(WHAT THE TASK REQUIRES):
Below are the entries; state how many of their lines contain the string "value", and nothing more.

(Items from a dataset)
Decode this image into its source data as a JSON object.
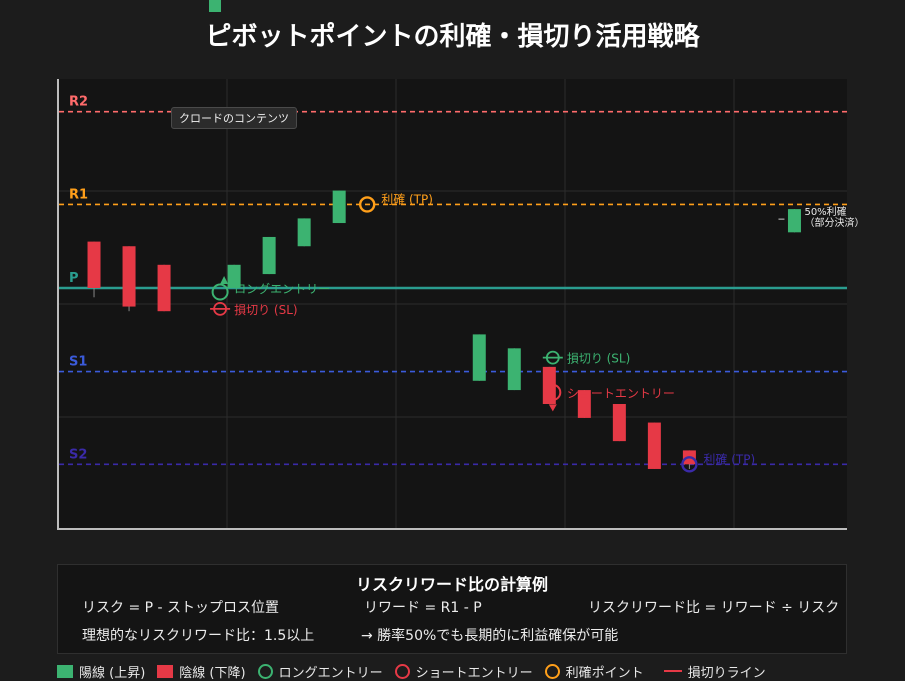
{
  "title": "ピボットポイントの利確・損切り活用戦略",
  "badge": "クロードのコンテンツ",
  "chart_data": {
    "type": "candlestick",
    "y_range": [
      0,
      100
    ],
    "levels": [
      {
        "name": "R2",
        "value": 88,
        "color": "#ff6b6b",
        "style": "dashed"
      },
      {
        "name": "R1",
        "value": 68,
        "color": "#ff9f1a",
        "style": "dashed"
      },
      {
        "name": "P",
        "value": 50,
        "color": "#2a9d8f",
        "style": "solid"
      },
      {
        "name": "S1",
        "value": 32,
        "color": "#3b5bdb",
        "style": "dashed"
      },
      {
        "name": "S2",
        "value": 12,
        "color": "#3a2aa8",
        "style": "dashed"
      }
    ],
    "candles": [
      {
        "x": 1,
        "open": 60,
        "close": 50,
        "high": 60,
        "low": 48,
        "bull": false
      },
      {
        "x": 2,
        "open": 59,
        "close": 46,
        "high": 59,
        "low": 45,
        "bull": false
      },
      {
        "x": 3,
        "open": 55,
        "close": 45,
        "high": 55,
        "low": 45,
        "bull": false
      },
      {
        "x": 5,
        "open": 50,
        "close": 55,
        "high": 55,
        "low": 50,
        "bull": true
      },
      {
        "x": 6,
        "open": 53,
        "close": 61,
        "high": 61,
        "low": 53,
        "bull": true
      },
      {
        "x": 7,
        "open": 59,
        "close": 65,
        "high": 65,
        "low": 59,
        "bull": true
      },
      {
        "x": 8,
        "open": 64,
        "close": 71,
        "high": 71,
        "low": 64,
        "bull": true
      },
      {
        "x": 12,
        "open": 30,
        "close": 40,
        "high": 40,
        "low": 30,
        "bull": true
      },
      {
        "x": 13,
        "open": 28,
        "close": 37,
        "high": 37,
        "low": 28,
        "bull": true
      },
      {
        "x": 14,
        "open": 33,
        "close": 25,
        "high": 33,
        "low": 25,
        "bull": false
      },
      {
        "x": 15,
        "open": 28,
        "close": 22,
        "high": 28,
        "low": 22,
        "bull": false
      },
      {
        "x": 16,
        "open": 25,
        "close": 17,
        "high": 25,
        "low": 17,
        "bull": false
      },
      {
        "x": 17,
        "open": 21,
        "close": 11,
        "high": 21,
        "low": 11,
        "bull": false
      },
      {
        "x": 18,
        "open": 15,
        "close": 12,
        "high": 15,
        "low": 11,
        "bull": false
      },
      {
        "x": 21,
        "open": 62,
        "close": 67,
        "high": 67,
        "low": 62,
        "bull": true
      }
    ],
    "markers": [
      {
        "kind": "long-entry",
        "x": 4.6,
        "y": 50,
        "label": "ロングエントリー",
        "color": "#3cb371"
      },
      {
        "kind": "stop-loss",
        "x": 4.6,
        "y": 45.5,
        "label": "損切り (SL)",
        "color": "#e63946"
      },
      {
        "kind": "take-profit",
        "x": 8.8,
        "y": 68,
        "label": "利確 (TP)",
        "color": "#ff9f1a"
      },
      {
        "kind": "stop-loss",
        "x": 14.1,
        "y": 35,
        "label": "損切り (SL)",
        "color": "#3cb371"
      },
      {
        "kind": "short-entry",
        "x": 14.1,
        "y": 27.5,
        "label": "ショートエントリー",
        "color": "#e63946"
      },
      {
        "kind": "take-profit",
        "x": 18.0,
        "y": 12,
        "label": "利確 (TP)",
        "color": "#3a2aa8"
      }
    ],
    "partial_note": [
      "50%利確",
      "（部分決済）"
    ]
  },
  "calc": {
    "title": "リスクリワード比の計算例",
    "risk": "リスク = P - ストップロス位置",
    "reward": "リワード = R1 - P",
    "ratio": "リスクリワード比 = リワード ÷ リスク",
    "ideal": "理想的なリスクリワード比：1.5以上",
    "note": "→ 勝率50%でも長期的に利益確保が可能"
  },
  "legend": {
    "bull": "陽線 (上昇)",
    "bear": "陰線 (下降)",
    "long": "ロングエントリー",
    "short": "ショートエントリー",
    "tp": "利確ポイント",
    "sl": "損切りライン"
  },
  "colors": {
    "bull": "#3cb371",
    "bear": "#e63946",
    "tp": "#ff9f1a",
    "sl_line": "#e63946"
  }
}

(RESULT OF THE EXERCISE):
5